EXERCISE OBJECTIVE: Write out the entries below once more, exactly.

"""

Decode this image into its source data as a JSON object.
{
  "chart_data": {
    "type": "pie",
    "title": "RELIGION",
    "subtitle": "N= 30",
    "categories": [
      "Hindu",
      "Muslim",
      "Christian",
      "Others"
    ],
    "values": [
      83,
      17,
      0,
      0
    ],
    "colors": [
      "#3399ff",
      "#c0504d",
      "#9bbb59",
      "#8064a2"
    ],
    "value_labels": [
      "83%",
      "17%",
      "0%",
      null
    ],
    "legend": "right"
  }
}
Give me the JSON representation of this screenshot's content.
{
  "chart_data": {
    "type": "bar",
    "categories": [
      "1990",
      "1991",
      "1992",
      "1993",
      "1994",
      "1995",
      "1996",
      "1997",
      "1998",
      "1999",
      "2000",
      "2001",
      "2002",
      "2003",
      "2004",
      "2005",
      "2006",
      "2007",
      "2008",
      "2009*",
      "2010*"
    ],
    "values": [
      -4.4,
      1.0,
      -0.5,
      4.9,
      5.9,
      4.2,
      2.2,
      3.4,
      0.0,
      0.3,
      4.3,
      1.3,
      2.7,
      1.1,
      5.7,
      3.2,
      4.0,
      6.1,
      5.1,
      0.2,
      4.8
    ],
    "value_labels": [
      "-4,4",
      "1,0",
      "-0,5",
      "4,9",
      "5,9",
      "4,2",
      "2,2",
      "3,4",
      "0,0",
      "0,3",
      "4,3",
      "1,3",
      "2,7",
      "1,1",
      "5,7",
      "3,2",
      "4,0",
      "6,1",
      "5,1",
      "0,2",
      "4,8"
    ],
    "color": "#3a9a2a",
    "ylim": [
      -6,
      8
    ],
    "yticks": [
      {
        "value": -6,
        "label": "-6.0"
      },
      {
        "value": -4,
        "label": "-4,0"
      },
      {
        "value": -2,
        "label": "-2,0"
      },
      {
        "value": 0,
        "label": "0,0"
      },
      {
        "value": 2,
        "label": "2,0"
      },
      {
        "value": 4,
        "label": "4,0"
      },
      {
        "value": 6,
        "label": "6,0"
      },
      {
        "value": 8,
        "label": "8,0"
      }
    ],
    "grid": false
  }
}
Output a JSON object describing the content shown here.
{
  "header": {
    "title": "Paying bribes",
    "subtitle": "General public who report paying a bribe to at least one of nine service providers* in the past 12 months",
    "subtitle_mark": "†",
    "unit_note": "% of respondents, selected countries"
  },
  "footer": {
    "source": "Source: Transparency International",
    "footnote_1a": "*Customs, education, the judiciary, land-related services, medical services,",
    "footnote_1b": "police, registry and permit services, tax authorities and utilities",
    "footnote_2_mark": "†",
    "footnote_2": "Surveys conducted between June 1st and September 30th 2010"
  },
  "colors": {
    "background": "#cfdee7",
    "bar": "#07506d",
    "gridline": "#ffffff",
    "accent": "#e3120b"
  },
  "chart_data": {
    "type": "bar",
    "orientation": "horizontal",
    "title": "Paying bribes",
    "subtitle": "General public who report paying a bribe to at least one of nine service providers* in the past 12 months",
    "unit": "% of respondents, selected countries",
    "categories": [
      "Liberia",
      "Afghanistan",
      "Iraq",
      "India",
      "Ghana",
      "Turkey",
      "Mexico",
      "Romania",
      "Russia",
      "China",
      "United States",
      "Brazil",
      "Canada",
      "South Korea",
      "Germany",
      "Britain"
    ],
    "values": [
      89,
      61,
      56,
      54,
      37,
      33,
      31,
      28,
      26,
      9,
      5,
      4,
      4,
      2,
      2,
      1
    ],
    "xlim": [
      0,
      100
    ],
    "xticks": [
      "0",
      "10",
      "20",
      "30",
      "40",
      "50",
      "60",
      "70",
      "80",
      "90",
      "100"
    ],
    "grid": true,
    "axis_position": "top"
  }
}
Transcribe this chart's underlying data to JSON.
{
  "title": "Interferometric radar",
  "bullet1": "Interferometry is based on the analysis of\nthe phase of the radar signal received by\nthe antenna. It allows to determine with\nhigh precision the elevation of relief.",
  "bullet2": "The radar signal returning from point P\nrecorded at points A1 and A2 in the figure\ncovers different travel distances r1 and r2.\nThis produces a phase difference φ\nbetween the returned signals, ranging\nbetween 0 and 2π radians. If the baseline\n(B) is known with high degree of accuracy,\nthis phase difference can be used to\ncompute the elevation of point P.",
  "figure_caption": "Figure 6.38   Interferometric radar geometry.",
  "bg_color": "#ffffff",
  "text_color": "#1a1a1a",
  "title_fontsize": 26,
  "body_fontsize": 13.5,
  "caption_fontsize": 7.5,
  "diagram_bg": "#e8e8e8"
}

"""

RESULT OF THIS EXERCISE:
Decode this image into its source data as a JSON object.
{
  "chart_data": {
    "type": "pie",
    "title": "RELIGION",
    "subtitle": "N= 30",
    "categories": [
      "Hindu",
      "Muslim",
      "Christian",
      "Others"
    ],
    "values": [
      83,
      17,
      0,
      0
    ],
    "colors": [
      "#3399ff",
      "#c0504d",
      "#9bbb59",
      "#8064a2"
    ],
    "value_labels": [
      "83%",
      "17%",
      "0%",
      null
    ],
    "legend": "right"
  }
}
Give me the JSON representation of this screenshot's content.
{
  "chart_data": {
    "type": "bar",
    "categories": [
      "1990",
      "1991",
      "1992",
      "1993",
      "1994",
      "1995",
      "1996",
      "1997",
      "1998",
      "1999",
      "2000",
      "2001",
      "2002",
      "2003",
      "2004",
      "2005",
      "2006",
      "2007",
      "2008",
      "2009*",
      "2010*"
    ],
    "values": [
      -4.4,
      1.0,
      -0.5,
      4.9,
      5.9,
      4.2,
      2.2,
      3.4,
      0.0,
      0.3,
      4.3,
      1.3,
      2.7,
      1.1,
      5.7,
      3.2,
      4.0,
      6.1,
      5.1,
      0.2,
      4.8
    ],
    "value_labels": [
      "-4,4",
      "1,0",
      "-0,5",
      "4,9",
      "5,9",
      "4,2",
      "2,2",
      "3,4",
      "0,0",
      "0,3",
      "4,3",
      "1,3",
      "2,7",
      "1,1",
      "5,7",
      "3,2",
      "4,0",
      "6,1",
      "5,1",
      "0,2",
      "4,8"
    ],
    "color": "#3a9a2a",
    "ylim": [
      -6,
      8
    ],
    "yticks": [
      {
        "value": -6,
        "label": "-6.0"
      },
      {
        "value": -4,
        "label": "-4,0"
      },
      {
        "value": -2,
        "label": "-2,0"
      },
      {
        "value": 0,
        "label": "0,0"
      },
      {
        "value": 2,
        "label": "2,0"
      },
      {
        "value": 4,
        "label": "4,0"
      },
      {
        "value": 6,
        "label": "6,0"
      },
      {
        "value": 8,
        "label": "8,0"
      }
    ],
    "grid": false
  }
}
Output a JSON object describing the content shown here.
{
  "header": {
    "title": "Paying bribes",
    "subtitle": "General public who report paying a bribe to at least one of nine service providers* in the past 12 months",
    "subtitle_mark": "†",
    "unit_note": "% of respondents, selected countries"
  },
  "footer": {
    "source": "Source: Transparency International",
    "footnote_1a": "*Customs, education, the judiciary, land-related services, medical services,",
    "footnote_1b": "police, registry and permit services, tax authorities and utilities",
    "footnote_2_mark": "†",
    "footnote_2": "Surveys conducted between June 1st and September 30th 2010"
  },
  "colors": {
    "background": "#cfdee7",
    "bar": "#07506d",
    "gridline": "#ffffff",
    "accent": "#e3120b"
  },
  "chart_data": {
    "type": "bar",
    "orientation": "horizontal",
    "title": "Paying bribes",
    "subtitle": "General public who report paying a bribe to at least one of nine service providers* in the past 12 months",
    "unit": "% of respondents, selected countries",
    "categories": [
      "Liberia",
      "Afghanistan",
      "Iraq",
      "India",
      "Ghana",
      "Turkey",
      "Mexico",
      "Romania",
      "Russia",
      "China",
      "United States",
      "Brazil",
      "Canada",
      "South Korea",
      "Germany",
      "Britain"
    ],
    "values": [
      89,
      61,
      56,
      54,
      37,
      33,
      31,
      28,
      26,
      9,
      5,
      4,
      4,
      2,
      2,
      1
    ],
    "xlim": [
      0,
      100
    ],
    "xticks": [
      "0",
      "10",
      "20",
      "30",
      "40",
      "50",
      "60",
      "70",
      "80",
      "90",
      "100"
    ],
    "grid": true,
    "axis_position": "top"
  }
}
Transcribe this chart's underlying data to JSON.
{
  "title": "Interferometric radar",
  "bullet1": "Interferometry is based on the analysis of\nthe phase of the radar signal received by\nthe antenna. It allows to determine with\nhigh precision the elevation of relief.",
  "bullet2": "The radar signal returning from point P\nrecorded at points A1 and A2 in the figure\ncovers different travel distances r1 and r2.\nThis produces a phase difference φ\nbetween the returned signals, ranging\nbetween 0 and 2π radians. If the baseline\n(B) is known with high degree of accuracy,\nthis phase difference can be used to\ncompute the elevation of point P.",
  "figure_caption": "Figure 6.38   Interferometric radar geometry.",
  "bg_color": "#ffffff",
  "text_color": "#1a1a1a",
  "title_fontsize": 26,
  "body_fontsize": 13.5,
  "caption_fontsize": 7.5,
  "diagram_bg": "#e8e8e8"
}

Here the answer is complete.